Records follow. Copy every line with "financed".
---
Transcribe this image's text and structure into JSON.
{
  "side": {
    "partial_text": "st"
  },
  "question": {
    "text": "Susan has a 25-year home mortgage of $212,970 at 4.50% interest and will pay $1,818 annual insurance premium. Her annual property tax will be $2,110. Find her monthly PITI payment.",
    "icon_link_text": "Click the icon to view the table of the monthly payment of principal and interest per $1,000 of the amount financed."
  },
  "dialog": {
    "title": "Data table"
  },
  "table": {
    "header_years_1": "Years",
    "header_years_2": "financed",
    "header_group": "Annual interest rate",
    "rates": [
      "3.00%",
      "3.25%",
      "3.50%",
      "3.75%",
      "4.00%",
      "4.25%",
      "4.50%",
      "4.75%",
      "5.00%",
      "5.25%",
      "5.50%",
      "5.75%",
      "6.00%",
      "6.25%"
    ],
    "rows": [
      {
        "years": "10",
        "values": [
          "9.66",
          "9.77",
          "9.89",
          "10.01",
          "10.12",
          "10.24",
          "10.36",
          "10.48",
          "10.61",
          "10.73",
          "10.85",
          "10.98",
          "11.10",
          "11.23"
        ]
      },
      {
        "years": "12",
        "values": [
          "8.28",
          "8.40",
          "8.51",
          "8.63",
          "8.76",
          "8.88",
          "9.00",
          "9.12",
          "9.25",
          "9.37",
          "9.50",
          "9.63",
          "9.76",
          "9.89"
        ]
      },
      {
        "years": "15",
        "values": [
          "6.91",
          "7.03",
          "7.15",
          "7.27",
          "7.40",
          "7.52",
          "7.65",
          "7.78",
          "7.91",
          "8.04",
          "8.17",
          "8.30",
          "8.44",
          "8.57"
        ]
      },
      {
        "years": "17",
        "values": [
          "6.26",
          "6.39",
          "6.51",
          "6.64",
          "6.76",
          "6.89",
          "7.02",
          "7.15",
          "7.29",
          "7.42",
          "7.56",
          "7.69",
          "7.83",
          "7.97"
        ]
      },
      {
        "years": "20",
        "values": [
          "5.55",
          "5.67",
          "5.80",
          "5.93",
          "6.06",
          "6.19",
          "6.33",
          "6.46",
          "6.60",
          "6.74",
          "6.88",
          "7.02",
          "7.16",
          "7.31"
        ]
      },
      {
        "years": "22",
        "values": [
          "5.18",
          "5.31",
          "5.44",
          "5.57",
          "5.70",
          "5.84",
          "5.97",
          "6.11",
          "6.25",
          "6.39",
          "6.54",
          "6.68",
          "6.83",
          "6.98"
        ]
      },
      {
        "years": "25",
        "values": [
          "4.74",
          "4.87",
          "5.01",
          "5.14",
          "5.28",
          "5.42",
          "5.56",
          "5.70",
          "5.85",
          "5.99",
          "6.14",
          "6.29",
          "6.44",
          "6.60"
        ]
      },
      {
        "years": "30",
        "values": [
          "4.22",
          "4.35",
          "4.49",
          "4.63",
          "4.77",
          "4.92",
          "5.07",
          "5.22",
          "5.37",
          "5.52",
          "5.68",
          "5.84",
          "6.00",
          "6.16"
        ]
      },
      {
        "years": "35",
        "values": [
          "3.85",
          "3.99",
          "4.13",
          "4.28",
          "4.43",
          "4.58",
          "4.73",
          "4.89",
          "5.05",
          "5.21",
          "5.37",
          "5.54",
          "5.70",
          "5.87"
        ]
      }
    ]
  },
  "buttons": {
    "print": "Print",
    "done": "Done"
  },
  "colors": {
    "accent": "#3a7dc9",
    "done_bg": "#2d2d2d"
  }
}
---
# Exercise answer
    "icon_link_text": "Click the icon to view the table of the monthly payment of principal and interest per $1,000 of the amount financed."
    "header_years_2": "financed",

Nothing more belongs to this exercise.